#### [ACTIVITY]
Tell whether each statement agrees with the text on running the Python sample. Answer yes or no and quote the text's deciding words. 1. Under "Running on Windows," a guide for beginners is named for setting up the Python environment. 2. The steps to follow are in a README.md file of the Python sample program. 3. The Windows section says to set up a Java environment.

Follow the steps in the README.md file of the Python sample program.
Running on Windows
Refer to Python on Windows for beginners to set up the Python environment.
Follow the steps in the README.md file of the Python sample program.

#### [INFORMATION]

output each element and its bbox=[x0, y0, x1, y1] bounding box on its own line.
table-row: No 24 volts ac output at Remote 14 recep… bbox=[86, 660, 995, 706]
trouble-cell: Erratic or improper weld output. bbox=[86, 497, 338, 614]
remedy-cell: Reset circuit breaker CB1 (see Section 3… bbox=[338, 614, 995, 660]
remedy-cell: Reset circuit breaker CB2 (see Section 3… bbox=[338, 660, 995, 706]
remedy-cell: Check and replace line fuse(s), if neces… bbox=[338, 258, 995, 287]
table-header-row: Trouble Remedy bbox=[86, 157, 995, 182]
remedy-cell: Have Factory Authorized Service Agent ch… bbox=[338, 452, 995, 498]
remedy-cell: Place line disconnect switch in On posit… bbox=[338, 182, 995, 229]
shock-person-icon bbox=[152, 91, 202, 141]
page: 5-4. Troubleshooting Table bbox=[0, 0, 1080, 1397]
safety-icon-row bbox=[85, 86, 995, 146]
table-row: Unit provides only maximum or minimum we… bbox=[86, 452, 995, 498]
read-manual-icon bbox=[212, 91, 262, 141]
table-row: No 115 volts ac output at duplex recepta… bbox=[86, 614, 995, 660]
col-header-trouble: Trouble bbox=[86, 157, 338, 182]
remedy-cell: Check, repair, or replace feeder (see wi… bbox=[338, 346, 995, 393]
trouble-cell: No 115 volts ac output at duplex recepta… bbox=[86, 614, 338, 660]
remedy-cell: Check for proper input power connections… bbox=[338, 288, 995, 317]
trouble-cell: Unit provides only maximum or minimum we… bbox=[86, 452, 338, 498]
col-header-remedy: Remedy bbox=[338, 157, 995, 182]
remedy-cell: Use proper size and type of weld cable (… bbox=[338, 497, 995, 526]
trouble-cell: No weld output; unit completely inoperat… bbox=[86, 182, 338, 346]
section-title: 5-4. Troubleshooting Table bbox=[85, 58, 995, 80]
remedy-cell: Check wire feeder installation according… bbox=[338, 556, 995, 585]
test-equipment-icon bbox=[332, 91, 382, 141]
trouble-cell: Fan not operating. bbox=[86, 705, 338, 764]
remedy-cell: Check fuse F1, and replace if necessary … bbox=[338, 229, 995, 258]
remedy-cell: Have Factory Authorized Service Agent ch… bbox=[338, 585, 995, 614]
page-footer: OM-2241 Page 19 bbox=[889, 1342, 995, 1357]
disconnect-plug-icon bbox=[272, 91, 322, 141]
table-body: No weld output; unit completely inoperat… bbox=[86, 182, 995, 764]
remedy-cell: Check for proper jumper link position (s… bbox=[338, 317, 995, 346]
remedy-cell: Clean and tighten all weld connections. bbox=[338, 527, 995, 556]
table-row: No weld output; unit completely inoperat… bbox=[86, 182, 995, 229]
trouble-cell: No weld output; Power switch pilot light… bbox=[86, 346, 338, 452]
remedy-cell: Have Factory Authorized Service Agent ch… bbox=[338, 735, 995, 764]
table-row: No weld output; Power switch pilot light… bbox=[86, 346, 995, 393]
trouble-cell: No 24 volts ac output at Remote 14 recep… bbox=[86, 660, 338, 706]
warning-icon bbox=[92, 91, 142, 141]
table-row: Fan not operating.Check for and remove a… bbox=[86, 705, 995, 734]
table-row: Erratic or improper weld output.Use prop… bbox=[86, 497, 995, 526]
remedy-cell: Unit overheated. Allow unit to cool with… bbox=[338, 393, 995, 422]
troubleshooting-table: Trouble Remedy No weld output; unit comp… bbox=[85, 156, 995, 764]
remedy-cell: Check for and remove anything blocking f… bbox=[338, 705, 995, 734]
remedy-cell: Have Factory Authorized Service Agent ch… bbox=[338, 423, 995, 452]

#### [REPLY TO THE EXERCISE]
1. Yes: "Refer to Python on Windows for beginners to set up the Python environment."
2. Yes: "Follow the steps in the README.md file of the Python sample program."
3. No: "to set up the Python environment."